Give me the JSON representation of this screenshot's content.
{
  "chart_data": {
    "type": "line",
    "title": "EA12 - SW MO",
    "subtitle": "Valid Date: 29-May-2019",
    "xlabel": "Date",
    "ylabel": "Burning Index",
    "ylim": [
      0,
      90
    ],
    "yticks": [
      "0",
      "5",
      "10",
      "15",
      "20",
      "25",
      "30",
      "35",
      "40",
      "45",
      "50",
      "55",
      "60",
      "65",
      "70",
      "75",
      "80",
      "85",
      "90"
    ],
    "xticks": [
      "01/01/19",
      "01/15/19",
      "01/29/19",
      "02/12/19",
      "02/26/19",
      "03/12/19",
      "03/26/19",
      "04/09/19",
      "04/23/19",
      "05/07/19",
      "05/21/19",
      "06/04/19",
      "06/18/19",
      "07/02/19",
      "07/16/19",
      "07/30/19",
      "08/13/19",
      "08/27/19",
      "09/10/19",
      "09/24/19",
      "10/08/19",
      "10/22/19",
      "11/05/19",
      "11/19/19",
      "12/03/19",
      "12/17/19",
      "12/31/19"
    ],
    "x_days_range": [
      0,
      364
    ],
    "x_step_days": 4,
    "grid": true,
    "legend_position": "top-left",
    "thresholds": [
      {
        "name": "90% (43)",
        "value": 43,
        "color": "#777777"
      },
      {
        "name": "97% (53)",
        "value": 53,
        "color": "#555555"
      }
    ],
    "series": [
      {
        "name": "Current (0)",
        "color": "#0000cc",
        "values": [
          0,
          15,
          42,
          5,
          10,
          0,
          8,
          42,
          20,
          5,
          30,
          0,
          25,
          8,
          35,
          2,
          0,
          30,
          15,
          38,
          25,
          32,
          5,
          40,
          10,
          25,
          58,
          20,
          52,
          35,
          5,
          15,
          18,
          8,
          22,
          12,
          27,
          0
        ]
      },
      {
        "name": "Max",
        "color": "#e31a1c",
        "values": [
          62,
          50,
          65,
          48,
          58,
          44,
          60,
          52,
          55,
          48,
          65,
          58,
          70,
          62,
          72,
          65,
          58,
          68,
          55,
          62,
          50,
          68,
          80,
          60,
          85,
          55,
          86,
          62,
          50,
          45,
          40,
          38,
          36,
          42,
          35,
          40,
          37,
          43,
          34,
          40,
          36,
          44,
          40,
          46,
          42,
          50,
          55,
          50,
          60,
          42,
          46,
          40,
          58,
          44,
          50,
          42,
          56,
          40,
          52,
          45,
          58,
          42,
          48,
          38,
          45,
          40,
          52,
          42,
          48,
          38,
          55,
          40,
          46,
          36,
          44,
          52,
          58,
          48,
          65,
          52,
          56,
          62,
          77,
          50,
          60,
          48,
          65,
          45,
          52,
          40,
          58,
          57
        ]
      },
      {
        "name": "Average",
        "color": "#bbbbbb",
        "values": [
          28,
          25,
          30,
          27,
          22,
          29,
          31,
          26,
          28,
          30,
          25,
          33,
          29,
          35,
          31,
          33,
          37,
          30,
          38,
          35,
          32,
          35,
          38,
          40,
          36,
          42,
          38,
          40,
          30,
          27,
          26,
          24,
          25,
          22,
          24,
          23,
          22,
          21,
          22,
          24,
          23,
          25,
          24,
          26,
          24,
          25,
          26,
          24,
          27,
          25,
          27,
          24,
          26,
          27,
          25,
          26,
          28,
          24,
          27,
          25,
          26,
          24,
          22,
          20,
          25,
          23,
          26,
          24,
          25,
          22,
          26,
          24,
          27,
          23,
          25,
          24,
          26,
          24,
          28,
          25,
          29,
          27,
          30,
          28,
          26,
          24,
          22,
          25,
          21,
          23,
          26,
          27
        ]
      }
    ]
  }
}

######

● **Set exercise**: Copy out every line in the entries above that holds "Date".

● **Correct response**:
    "subtitle": "Valid Date: 29-May-2019",
    "xlabel": "Date",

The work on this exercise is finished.